All the records that follow need to be reproduced exactly. Omit the images.

Figure record extracts:
[start]

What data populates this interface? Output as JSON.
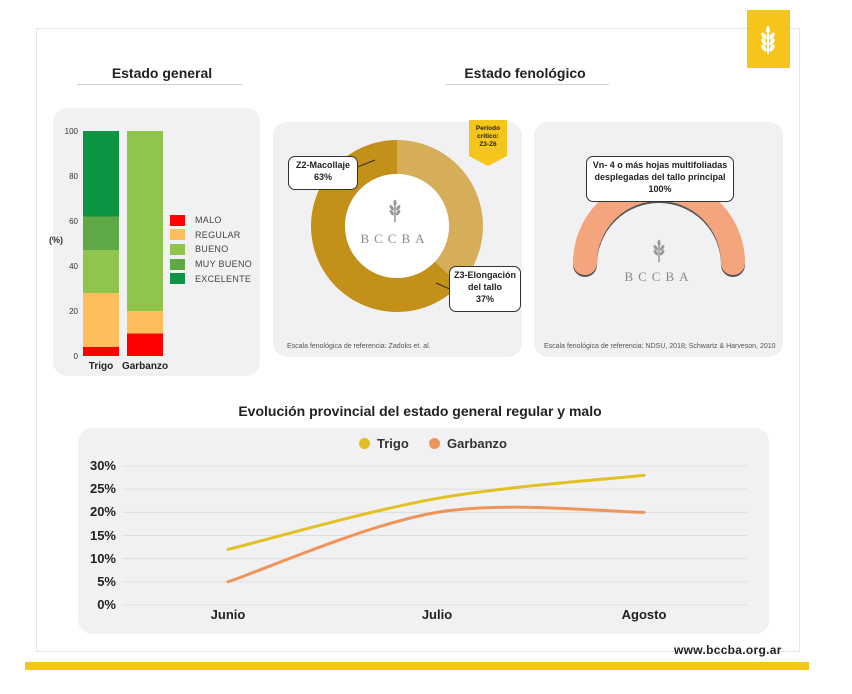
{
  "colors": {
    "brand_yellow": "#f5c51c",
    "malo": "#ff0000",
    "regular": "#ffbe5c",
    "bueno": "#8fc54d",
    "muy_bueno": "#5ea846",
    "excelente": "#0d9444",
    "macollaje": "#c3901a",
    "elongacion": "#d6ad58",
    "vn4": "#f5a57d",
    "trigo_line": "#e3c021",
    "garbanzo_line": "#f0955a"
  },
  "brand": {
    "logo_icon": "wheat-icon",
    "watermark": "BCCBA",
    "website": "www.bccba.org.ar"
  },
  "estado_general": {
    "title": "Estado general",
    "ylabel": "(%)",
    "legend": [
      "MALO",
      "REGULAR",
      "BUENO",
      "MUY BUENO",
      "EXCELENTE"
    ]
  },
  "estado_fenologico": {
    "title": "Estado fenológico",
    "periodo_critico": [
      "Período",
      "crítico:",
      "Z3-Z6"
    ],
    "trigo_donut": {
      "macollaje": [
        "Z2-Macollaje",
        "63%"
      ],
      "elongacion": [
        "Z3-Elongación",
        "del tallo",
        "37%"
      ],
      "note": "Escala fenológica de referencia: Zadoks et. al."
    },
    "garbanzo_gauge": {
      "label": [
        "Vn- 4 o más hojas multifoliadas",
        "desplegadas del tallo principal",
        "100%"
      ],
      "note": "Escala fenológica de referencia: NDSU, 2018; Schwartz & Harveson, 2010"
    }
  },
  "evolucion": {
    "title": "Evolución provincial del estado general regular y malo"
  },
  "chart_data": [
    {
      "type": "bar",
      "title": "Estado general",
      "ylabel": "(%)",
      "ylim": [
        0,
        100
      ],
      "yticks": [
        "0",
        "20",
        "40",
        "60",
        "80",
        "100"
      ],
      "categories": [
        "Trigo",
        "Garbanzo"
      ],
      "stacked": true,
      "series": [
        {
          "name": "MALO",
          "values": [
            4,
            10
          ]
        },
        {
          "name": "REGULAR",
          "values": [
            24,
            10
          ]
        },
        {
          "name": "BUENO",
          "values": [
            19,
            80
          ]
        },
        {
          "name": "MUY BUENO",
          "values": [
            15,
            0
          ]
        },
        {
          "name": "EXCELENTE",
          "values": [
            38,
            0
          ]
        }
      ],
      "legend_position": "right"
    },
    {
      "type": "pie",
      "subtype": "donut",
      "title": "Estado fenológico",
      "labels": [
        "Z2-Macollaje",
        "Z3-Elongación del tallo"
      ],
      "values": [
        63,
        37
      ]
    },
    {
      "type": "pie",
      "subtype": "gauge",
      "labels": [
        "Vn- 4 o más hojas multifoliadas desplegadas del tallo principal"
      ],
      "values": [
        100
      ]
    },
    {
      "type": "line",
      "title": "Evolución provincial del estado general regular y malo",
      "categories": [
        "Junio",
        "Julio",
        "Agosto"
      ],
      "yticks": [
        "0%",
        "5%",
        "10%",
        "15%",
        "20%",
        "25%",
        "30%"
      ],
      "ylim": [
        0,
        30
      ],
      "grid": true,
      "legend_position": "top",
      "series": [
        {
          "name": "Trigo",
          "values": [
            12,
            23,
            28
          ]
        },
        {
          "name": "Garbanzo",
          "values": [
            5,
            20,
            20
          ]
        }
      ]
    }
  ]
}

[end]

IN RESPONSE:
What data populates this interface? Output as JSON.
{
  "colors": {
    "brand_yellow": "#f5c51c",
    "malo": "#ff0000",
    "regular": "#ffbe5c",
    "bueno": "#8fc54d",
    "muy_bueno": "#5ea846",
    "excelente": "#0d9444",
    "macollaje": "#c3901a",
    "elongacion": "#d6ad58",
    "vn4": "#f5a57d",
    "trigo_line": "#e3c021",
    "garbanzo_line": "#f0955a"
  },
  "brand": {
    "logo_icon": "wheat-icon",
    "watermark": "BCCBA",
    "website": "www.bccba.org.ar"
  },
  "estado_general": {
    "title": "Estado general",
    "ylabel": "(%)",
    "legend": [
      "MALO",
      "REGULAR",
      "BUENO",
      "MUY BUENO",
      "EXCELENTE"
    ]
  },
  "estado_fenologico": {
    "title": "Estado fenológico",
    "periodo_critico": [
      "Período",
      "crítico:",
      "Z3-Z6"
    ],
    "trigo_donut": {
      "macollaje": [
        "Z2-Macollaje",
        "63%"
      ],
      "elongacion": [
        "Z3-Elongación",
        "del tallo",
        "37%"
      ],
      "note": "Escala fenológica de referencia: Zadoks et. al."
    },
    "garbanzo_gauge": {
      "label": [
        "Vn- 4 o más hojas multifoliadas",
        "desplegadas del tallo principal",
        "100%"
      ],
      "note": "Escala fenológica de referencia: NDSU, 2018; Schwartz & Harveson, 2010"
    }
  },
  "evolucion": {
    "title": "Evolución provincial del estado general regular y malo"
  },
  "chart_data": [
    {
      "type": "bar",
      "title": "Estado general",
      "ylabel": "(%)",
      "ylim": [
        0,
        100
      ],
      "yticks": [
        "0",
        "20",
        "40",
        "60",
        "80",
        "100"
      ],
      "categories": [
        "Trigo",
        "Garbanzo"
      ],
      "stacked": true,
      "series": [
        {
          "name": "MALO",
          "values": [
            4,
            10
          ]
        },
        {
          "name": "REGULAR",
          "values": [
            24,
            10
          ]
        },
        {
          "name": "BUENO",
          "values": [
            19,
            80
          ]
        },
        {
          "name": "MUY BUENO",
          "values": [
            15,
            0
          ]
        },
        {
          "name": "EXCELENTE",
          "values": [
            38,
            0
          ]
        }
      ],
      "legend_position": "right"
    },
    {
      "type": "pie",
      "subtype": "donut",
      "title": "Estado fenológico",
      "labels": [
        "Z2-Macollaje",
        "Z3-Elongación del tallo"
      ],
      "values": [
        63,
        37
      ]
    },
    {
      "type": "pie",
      "subtype": "gauge",
      "labels": [
        "Vn- 4 o más hojas multifoliadas desplegadas del tallo principal"
      ],
      "values": [
        100
      ]
    },
    {
      "type": "line",
      "title": "Evolución provincial del estado general regular y malo",
      "categories": [
        "Junio",
        "Julio",
        "Agosto"
      ],
      "yticks": [
        "0%",
        "5%",
        "10%",
        "15%",
        "20%",
        "25%",
        "30%"
      ],
      "ylim": [
        0,
        30
      ],
      "grid": true,
      "legend_position": "top",
      "series": [
        {
          "name": "Trigo",
          "values": [
            12,
            23,
            28
          ]
        },
        {
          "name": "Garbanzo",
          "values": [
            5,
            20,
            20
          ]
        }
      ]
    }
  ]
}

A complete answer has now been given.